> _What is required_
Find every line in the records below that holds the word "normal", and copy it out.
--- Start Extracted information ---
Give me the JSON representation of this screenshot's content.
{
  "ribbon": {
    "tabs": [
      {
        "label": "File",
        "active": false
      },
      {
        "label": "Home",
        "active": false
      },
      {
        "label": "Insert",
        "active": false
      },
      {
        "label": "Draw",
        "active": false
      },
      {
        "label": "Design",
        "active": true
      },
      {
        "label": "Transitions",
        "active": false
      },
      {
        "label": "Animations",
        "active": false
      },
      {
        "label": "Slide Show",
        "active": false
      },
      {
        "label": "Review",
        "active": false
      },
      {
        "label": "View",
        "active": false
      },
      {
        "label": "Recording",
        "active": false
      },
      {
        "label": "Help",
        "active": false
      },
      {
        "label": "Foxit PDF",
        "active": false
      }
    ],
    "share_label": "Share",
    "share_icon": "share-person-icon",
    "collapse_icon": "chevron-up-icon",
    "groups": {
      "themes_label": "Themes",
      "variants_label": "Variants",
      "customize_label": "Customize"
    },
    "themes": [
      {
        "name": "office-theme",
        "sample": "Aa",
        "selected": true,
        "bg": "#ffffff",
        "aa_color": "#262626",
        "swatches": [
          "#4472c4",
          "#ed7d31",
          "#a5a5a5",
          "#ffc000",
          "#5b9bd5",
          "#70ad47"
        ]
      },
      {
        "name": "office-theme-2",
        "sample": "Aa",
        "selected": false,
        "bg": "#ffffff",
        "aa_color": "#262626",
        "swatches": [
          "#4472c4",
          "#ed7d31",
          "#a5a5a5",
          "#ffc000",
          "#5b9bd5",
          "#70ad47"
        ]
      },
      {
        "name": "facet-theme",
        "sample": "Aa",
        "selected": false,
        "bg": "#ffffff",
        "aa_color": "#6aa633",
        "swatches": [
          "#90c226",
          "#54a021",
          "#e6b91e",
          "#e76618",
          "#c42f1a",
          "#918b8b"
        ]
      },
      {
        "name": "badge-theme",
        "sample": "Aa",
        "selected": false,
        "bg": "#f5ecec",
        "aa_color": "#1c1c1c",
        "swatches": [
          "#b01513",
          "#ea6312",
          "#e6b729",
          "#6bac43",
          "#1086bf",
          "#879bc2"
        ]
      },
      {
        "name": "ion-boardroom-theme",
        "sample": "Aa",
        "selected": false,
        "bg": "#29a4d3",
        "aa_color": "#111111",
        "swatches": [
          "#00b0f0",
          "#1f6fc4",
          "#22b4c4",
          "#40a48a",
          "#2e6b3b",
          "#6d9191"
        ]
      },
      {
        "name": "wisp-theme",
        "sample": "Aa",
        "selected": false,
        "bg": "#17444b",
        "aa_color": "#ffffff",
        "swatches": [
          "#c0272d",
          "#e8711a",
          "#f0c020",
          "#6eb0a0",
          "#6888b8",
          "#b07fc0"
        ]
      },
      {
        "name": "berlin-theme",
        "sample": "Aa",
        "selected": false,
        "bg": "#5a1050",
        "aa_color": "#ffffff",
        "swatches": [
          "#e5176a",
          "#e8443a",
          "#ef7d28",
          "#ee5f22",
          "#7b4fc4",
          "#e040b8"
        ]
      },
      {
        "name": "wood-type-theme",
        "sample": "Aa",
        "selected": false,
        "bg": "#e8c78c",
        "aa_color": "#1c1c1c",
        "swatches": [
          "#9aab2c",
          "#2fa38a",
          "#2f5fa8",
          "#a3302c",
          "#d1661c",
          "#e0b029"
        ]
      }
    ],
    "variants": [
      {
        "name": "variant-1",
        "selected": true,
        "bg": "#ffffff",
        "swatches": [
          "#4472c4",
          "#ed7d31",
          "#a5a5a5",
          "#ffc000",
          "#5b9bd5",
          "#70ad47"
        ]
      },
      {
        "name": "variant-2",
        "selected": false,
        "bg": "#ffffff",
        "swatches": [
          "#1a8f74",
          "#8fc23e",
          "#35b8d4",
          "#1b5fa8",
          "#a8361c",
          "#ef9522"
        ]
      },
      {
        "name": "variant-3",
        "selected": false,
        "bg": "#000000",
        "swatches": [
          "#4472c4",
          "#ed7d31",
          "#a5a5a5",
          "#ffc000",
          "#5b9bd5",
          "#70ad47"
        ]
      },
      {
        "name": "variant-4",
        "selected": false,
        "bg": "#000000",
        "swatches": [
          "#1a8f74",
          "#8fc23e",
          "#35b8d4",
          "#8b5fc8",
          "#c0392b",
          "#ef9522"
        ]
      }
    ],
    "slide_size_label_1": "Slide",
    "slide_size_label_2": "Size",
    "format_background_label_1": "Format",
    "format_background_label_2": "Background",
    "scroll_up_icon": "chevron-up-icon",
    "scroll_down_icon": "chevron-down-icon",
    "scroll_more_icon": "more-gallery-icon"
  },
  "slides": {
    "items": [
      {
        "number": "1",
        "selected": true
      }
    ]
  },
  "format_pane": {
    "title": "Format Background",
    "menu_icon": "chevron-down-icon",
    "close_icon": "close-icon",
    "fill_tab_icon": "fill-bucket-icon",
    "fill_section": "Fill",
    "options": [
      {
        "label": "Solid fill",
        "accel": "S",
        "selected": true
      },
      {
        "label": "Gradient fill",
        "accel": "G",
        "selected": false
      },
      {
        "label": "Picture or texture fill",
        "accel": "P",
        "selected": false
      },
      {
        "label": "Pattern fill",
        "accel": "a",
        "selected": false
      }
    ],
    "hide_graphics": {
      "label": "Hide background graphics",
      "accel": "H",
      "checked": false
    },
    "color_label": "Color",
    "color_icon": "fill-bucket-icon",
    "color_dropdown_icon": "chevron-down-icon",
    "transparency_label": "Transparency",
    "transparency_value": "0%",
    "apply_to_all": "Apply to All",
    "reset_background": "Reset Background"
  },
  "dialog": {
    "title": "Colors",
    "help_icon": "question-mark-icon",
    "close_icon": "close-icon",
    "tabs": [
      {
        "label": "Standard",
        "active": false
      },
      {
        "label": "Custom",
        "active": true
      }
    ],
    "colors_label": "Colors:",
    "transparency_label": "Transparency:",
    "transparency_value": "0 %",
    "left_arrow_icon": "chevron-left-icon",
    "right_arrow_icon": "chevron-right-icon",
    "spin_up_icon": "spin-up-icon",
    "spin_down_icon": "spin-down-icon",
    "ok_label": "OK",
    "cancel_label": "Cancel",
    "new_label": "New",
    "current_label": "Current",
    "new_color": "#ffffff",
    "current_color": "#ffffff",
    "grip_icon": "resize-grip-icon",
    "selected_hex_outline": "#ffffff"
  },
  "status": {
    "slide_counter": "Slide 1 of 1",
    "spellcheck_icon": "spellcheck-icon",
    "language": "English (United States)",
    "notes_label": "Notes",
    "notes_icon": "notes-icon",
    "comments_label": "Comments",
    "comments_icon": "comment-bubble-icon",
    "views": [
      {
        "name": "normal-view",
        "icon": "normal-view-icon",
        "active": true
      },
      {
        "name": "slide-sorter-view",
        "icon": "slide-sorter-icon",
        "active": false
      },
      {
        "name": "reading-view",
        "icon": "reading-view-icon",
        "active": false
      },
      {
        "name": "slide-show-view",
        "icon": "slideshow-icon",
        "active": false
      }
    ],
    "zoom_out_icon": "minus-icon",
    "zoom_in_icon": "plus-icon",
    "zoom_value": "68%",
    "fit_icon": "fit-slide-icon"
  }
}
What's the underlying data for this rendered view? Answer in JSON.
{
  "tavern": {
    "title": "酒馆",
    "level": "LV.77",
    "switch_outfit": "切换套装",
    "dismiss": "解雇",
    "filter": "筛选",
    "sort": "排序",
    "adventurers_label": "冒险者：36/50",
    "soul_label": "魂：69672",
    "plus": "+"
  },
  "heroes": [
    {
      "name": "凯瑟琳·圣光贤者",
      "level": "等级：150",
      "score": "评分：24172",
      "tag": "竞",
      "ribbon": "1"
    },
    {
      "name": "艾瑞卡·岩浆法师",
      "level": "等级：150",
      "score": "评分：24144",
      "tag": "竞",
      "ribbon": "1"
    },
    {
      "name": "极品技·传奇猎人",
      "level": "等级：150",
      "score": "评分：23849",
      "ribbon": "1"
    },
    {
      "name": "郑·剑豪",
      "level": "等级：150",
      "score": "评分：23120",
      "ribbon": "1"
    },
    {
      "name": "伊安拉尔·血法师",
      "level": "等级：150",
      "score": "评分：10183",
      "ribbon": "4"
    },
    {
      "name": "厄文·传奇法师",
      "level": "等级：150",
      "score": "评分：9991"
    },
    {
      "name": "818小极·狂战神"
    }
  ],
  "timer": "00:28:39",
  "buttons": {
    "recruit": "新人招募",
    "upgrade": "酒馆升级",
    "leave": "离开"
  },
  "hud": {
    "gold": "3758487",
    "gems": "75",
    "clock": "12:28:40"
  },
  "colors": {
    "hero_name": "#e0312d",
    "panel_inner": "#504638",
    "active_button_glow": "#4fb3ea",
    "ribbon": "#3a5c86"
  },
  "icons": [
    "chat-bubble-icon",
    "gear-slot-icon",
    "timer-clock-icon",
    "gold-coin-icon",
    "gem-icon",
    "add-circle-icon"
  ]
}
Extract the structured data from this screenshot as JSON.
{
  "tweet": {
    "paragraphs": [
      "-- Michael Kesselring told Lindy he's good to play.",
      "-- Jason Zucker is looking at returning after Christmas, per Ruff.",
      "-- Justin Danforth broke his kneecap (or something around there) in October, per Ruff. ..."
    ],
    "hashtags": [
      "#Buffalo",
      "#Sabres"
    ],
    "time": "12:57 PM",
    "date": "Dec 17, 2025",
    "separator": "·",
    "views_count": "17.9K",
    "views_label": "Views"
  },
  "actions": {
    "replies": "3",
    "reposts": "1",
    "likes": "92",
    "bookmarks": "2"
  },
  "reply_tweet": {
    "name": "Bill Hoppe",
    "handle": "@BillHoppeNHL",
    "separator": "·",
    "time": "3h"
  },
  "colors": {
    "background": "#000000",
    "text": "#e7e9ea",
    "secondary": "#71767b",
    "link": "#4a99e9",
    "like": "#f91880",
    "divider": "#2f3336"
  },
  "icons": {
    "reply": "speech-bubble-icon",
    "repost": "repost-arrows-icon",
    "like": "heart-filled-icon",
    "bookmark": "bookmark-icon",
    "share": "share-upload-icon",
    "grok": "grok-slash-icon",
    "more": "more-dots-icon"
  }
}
--- End Extracted information ---
> _Task solution_
        "name": "normal-view",
        "icon": "normal-view-icon",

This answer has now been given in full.